* BEGIN DATA SUPPLIED *

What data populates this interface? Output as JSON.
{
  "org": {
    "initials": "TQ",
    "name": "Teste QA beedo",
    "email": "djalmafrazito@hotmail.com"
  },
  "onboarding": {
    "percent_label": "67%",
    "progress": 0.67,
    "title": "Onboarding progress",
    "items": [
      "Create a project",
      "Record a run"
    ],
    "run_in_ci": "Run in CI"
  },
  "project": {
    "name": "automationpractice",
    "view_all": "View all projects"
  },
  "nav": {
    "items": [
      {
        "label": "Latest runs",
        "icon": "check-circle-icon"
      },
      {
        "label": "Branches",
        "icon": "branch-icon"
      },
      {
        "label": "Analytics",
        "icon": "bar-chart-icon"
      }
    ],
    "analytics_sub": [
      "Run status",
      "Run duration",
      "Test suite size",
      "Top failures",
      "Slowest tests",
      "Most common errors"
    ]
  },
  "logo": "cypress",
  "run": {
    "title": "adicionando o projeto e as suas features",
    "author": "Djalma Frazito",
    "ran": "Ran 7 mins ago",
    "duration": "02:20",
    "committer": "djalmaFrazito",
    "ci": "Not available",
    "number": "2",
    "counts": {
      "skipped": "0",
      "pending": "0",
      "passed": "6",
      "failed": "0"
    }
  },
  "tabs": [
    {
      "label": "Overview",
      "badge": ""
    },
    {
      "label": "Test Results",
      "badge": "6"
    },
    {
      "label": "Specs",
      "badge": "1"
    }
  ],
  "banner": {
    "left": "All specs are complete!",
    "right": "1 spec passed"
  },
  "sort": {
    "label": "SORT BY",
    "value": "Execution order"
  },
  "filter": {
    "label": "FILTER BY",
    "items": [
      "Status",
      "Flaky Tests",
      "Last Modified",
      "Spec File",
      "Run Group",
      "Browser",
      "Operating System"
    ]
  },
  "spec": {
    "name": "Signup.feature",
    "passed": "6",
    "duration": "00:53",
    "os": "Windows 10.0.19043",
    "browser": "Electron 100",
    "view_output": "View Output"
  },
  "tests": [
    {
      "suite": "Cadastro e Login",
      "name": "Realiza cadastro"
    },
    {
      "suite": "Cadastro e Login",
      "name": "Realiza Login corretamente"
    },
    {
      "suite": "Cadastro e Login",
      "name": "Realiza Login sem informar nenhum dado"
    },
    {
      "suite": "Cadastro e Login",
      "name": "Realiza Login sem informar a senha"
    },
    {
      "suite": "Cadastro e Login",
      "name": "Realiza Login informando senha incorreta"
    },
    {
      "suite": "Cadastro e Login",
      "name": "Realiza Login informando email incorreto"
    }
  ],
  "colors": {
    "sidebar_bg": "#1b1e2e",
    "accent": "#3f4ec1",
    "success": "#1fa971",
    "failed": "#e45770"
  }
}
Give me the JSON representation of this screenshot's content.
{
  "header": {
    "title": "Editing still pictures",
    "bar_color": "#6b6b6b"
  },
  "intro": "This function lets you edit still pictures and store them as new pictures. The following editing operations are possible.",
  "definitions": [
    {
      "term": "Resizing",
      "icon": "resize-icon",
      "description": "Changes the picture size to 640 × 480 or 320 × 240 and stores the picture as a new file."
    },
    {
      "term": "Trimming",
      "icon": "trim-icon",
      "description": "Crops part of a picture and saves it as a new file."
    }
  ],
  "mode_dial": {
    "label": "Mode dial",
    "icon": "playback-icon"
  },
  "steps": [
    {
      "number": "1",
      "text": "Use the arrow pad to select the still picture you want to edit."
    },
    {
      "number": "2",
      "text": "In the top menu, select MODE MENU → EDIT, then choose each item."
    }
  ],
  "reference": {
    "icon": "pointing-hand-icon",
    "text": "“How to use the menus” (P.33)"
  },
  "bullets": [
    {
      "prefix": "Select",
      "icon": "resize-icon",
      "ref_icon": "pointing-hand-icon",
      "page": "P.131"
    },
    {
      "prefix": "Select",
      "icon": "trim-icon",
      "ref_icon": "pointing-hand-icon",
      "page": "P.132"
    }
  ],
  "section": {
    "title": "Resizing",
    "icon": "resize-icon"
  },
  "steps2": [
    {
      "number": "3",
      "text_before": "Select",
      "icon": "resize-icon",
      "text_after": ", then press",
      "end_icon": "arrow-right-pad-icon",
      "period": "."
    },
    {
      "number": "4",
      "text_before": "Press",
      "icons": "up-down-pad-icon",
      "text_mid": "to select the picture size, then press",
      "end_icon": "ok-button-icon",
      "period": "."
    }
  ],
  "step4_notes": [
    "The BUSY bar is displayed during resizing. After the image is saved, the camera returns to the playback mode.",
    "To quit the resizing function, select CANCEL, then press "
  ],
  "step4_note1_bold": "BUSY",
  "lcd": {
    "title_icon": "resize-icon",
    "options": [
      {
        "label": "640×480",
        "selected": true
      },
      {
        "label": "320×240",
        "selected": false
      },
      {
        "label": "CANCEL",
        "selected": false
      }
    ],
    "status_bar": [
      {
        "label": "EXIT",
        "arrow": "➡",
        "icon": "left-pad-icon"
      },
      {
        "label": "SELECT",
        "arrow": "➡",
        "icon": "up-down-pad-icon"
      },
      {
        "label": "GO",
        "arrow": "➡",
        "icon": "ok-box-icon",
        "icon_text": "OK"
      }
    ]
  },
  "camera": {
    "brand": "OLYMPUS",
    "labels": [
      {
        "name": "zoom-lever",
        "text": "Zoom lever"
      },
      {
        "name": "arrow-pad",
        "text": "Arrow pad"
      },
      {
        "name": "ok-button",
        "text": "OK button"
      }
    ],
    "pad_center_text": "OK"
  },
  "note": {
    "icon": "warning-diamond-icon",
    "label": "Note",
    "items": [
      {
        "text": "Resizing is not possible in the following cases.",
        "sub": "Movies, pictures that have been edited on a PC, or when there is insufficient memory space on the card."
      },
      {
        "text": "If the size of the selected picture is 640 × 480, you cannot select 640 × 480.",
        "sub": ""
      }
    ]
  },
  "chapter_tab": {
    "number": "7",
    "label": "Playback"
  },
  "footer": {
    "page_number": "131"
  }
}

* END DATA SUPPLIED *

▶ **WRITTEN INSTRUCTION**:
Return each line of the listing that holds the string "then".

▶ **IN RESPONSE**:
      "text": "In the top menu, select MODE MENU → EDIT, then choose each item."
      "text_after": ", then press",
      "text_mid": "to select the picture size, then press",
    "To quit the resizing function, select CANCEL, then press "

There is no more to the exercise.